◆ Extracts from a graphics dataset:

————

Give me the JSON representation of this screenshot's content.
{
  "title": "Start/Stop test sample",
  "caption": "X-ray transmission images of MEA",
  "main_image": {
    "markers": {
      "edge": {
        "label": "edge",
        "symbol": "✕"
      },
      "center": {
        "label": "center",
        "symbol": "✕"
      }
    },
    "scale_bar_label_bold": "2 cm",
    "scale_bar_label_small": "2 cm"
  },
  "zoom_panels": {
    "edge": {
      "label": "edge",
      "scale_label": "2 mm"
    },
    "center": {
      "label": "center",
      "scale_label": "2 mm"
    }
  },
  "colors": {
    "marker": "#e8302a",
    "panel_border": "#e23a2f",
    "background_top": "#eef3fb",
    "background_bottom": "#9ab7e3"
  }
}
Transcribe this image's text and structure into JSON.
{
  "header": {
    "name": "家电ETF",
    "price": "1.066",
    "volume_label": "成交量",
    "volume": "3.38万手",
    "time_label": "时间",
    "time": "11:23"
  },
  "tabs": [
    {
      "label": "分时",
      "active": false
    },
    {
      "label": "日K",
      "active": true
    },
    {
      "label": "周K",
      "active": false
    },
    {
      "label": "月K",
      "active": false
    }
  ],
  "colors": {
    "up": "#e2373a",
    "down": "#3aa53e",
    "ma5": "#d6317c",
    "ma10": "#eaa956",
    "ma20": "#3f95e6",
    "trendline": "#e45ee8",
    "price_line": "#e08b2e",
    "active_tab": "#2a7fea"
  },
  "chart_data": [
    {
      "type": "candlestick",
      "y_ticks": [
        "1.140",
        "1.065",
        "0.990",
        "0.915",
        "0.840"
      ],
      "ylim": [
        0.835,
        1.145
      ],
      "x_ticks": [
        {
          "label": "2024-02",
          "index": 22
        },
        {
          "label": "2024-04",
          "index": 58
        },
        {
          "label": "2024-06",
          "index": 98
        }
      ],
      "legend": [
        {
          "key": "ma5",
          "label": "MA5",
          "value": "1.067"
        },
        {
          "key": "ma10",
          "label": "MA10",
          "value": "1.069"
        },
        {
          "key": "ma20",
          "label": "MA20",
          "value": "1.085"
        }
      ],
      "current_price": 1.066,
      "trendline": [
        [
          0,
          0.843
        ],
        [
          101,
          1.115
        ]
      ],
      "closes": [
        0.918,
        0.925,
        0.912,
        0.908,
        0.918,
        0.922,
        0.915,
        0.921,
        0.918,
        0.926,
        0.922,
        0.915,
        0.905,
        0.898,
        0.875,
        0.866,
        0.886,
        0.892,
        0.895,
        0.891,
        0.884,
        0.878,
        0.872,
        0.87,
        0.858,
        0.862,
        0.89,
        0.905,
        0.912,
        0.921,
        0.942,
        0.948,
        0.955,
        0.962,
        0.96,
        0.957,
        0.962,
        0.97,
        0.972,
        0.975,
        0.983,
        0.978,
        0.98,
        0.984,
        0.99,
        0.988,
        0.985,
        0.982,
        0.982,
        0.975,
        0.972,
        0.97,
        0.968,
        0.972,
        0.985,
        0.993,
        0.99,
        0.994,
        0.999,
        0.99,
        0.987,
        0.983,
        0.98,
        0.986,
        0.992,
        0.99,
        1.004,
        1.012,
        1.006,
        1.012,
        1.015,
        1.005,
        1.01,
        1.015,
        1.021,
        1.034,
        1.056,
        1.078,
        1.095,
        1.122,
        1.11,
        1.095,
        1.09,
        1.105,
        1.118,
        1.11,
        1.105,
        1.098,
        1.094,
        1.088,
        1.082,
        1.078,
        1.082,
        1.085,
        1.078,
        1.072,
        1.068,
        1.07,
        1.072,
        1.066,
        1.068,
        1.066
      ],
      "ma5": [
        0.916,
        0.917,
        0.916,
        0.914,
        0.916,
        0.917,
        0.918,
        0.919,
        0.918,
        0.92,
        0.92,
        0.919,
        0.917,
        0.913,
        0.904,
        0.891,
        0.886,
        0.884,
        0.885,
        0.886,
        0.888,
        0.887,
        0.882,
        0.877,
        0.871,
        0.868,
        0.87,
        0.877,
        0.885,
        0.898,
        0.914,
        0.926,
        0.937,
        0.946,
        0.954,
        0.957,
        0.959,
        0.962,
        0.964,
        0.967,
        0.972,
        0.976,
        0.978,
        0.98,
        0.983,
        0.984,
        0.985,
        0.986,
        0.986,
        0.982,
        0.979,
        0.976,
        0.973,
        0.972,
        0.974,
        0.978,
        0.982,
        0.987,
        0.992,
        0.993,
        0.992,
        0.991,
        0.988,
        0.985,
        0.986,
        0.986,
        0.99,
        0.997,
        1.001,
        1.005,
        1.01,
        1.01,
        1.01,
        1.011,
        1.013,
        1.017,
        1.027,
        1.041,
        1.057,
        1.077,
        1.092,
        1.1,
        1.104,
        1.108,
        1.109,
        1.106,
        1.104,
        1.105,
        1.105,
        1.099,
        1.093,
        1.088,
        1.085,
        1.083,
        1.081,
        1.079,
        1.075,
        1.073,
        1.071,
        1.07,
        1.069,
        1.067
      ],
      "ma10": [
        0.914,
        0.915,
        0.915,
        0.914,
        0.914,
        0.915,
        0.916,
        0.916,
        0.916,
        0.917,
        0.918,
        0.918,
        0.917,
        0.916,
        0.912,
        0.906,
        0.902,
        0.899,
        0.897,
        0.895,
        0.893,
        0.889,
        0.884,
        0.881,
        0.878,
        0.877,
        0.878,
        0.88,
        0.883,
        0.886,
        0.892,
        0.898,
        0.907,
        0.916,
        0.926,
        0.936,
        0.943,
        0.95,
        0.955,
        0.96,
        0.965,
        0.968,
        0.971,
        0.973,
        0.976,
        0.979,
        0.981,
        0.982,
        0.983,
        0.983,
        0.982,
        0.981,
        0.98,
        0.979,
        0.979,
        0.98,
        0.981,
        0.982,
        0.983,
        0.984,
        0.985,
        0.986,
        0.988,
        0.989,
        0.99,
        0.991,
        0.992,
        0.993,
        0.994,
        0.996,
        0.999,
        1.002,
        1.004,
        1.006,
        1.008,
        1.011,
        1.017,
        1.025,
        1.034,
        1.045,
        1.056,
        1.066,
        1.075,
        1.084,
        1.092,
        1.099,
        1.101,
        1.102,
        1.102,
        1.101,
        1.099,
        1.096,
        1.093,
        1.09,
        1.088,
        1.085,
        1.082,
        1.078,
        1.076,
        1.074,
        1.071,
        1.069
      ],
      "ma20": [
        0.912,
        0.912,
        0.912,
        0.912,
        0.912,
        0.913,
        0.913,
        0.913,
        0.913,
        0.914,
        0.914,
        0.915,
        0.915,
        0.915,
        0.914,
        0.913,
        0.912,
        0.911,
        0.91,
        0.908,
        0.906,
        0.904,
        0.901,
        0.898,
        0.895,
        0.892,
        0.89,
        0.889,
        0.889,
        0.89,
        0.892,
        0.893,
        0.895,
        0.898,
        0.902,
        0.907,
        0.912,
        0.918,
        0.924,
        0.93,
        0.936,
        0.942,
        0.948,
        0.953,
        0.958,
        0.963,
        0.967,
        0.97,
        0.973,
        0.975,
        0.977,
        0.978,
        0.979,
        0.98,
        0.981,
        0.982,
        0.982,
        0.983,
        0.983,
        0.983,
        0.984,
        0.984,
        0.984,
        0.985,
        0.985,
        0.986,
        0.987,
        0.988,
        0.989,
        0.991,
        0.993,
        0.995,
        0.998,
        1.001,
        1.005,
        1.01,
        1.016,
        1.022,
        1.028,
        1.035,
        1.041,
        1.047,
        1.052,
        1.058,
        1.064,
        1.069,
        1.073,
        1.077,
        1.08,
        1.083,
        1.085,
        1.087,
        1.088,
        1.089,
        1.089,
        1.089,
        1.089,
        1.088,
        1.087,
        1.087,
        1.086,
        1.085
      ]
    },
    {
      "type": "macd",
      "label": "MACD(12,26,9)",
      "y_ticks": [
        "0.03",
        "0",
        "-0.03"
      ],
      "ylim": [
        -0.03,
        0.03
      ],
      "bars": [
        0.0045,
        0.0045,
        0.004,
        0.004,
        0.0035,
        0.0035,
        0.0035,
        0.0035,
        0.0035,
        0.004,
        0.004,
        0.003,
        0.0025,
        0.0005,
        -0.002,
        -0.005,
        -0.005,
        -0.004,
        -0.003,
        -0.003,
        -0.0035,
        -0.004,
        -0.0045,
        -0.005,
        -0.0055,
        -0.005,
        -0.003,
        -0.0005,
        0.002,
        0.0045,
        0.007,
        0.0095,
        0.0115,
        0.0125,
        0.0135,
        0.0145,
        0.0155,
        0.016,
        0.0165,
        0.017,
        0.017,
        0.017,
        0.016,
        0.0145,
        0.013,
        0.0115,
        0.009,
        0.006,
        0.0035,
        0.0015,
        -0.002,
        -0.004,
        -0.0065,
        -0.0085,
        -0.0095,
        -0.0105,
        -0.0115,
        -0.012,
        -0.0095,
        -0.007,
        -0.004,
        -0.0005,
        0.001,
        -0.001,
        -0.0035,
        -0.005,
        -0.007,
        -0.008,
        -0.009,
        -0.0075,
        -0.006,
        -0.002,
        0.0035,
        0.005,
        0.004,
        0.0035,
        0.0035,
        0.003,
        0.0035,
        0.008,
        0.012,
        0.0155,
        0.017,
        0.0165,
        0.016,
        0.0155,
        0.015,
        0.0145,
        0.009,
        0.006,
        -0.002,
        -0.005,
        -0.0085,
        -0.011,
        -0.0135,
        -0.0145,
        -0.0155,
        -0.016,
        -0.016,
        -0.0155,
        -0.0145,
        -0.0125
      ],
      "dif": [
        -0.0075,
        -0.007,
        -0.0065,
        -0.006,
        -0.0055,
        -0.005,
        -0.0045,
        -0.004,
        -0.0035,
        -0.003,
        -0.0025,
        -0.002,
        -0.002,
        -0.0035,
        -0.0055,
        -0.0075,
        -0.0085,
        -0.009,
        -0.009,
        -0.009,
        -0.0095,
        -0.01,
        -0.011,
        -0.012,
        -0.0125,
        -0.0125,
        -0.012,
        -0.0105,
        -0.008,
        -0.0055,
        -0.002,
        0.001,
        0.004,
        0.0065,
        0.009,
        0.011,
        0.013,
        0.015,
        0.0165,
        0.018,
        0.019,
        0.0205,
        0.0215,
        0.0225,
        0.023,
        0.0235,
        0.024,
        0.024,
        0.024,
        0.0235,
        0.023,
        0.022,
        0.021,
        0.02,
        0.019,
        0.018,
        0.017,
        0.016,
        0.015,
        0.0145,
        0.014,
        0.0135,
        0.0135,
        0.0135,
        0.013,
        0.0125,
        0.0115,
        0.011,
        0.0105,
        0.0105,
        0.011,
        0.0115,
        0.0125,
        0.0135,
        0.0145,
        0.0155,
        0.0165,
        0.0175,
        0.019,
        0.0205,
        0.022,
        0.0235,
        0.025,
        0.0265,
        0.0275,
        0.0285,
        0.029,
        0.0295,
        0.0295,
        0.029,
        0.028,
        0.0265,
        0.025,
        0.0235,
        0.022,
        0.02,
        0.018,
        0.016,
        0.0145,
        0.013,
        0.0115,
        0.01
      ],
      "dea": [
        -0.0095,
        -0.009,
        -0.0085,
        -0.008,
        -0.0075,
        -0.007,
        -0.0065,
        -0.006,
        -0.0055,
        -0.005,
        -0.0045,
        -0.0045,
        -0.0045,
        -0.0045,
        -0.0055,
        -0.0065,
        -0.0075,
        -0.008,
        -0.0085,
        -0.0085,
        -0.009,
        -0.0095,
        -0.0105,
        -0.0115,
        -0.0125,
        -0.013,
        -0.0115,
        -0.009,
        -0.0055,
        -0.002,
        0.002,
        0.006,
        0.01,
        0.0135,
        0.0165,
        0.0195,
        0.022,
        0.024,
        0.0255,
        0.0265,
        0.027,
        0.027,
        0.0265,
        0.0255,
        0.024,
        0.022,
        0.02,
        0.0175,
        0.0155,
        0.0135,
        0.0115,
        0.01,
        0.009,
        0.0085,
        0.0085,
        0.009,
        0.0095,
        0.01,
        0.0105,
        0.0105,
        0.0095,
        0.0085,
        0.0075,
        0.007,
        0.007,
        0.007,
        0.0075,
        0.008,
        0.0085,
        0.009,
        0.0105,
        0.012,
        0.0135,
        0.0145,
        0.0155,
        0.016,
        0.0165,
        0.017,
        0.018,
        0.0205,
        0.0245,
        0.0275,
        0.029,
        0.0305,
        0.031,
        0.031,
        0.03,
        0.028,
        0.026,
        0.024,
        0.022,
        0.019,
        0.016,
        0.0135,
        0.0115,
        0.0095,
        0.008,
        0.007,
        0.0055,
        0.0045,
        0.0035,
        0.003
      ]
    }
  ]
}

————

Identify and extract each line of the listing that contains "JSON".

◆ Answer below:
Give me the JSON representation of this screenshot's content.
Transcribe this image's text and structure into JSON.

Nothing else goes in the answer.